## Aim
Return every line of the data below that includes the string "Output".

Collected data entries
★ ★ ★ ★ ★ ★ ★

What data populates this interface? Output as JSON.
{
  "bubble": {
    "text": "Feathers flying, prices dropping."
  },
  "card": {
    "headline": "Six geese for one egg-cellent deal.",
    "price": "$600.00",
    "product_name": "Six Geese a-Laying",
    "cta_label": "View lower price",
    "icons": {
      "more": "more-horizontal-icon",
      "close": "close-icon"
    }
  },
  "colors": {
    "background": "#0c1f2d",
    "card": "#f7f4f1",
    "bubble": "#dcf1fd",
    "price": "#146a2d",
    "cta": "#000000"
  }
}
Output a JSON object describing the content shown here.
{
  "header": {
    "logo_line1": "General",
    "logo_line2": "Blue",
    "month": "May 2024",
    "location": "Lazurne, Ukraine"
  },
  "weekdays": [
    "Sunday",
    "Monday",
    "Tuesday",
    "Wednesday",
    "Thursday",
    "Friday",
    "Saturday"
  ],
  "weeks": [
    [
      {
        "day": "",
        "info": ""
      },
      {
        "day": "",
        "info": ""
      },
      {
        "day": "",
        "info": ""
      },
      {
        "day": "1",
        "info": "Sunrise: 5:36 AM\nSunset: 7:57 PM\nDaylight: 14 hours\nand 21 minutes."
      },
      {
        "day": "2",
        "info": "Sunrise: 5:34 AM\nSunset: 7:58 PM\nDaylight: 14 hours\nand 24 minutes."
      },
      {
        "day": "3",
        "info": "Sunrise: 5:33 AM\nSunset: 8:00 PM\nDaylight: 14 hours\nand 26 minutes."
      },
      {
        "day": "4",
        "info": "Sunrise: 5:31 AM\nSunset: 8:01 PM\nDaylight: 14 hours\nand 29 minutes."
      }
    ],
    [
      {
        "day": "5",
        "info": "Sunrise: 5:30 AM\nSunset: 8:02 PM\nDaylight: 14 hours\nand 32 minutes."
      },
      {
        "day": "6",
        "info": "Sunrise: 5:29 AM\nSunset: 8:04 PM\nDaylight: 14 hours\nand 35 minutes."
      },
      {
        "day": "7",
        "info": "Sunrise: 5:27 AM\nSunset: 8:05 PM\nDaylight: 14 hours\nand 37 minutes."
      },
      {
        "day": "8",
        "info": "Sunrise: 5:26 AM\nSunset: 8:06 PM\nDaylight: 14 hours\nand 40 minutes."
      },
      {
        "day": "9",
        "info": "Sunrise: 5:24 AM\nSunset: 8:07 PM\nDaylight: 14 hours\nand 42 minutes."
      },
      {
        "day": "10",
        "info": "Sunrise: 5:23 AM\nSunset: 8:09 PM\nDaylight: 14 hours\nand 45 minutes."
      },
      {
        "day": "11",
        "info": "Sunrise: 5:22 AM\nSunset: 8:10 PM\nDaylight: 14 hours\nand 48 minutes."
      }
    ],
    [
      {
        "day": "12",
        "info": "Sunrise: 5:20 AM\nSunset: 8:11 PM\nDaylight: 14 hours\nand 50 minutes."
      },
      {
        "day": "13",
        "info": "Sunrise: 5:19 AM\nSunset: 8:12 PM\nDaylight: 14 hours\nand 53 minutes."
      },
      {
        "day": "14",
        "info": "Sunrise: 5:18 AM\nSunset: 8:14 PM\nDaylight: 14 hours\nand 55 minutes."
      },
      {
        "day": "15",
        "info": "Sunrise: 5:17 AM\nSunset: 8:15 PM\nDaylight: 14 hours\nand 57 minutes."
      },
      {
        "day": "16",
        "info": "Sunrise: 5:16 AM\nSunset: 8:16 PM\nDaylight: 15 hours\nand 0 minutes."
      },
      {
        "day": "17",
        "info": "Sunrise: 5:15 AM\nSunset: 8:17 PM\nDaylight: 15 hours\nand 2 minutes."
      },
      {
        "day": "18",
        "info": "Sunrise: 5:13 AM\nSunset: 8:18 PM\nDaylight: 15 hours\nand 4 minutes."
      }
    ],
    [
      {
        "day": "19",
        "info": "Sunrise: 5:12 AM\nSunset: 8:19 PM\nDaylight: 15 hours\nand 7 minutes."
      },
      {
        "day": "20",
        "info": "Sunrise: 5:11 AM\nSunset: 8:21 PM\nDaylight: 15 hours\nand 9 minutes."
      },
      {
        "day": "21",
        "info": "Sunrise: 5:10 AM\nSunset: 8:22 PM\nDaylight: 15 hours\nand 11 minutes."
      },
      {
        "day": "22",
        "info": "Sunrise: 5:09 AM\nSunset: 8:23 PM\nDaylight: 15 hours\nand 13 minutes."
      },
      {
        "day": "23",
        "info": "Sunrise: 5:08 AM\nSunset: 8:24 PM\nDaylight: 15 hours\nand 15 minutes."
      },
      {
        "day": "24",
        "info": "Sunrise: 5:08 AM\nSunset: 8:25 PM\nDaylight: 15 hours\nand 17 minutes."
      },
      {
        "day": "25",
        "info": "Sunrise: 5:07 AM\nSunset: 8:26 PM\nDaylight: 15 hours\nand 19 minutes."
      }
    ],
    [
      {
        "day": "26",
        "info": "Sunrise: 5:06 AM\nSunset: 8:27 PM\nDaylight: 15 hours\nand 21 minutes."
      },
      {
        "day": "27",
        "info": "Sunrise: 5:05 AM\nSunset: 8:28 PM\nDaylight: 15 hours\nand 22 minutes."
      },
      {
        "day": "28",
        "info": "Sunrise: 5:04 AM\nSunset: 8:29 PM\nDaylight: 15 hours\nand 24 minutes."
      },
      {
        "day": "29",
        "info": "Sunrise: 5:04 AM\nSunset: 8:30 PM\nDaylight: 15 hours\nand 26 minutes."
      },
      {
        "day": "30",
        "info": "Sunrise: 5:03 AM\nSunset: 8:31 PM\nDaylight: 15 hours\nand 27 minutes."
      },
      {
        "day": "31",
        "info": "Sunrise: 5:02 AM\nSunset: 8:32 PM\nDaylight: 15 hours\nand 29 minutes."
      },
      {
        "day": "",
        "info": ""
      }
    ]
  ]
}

★ ★ ★ ★ ★ ★ ★

## Answer to this exercise
What data populates this interface? Output as JSON.
Output a JSON object describing the content shown here.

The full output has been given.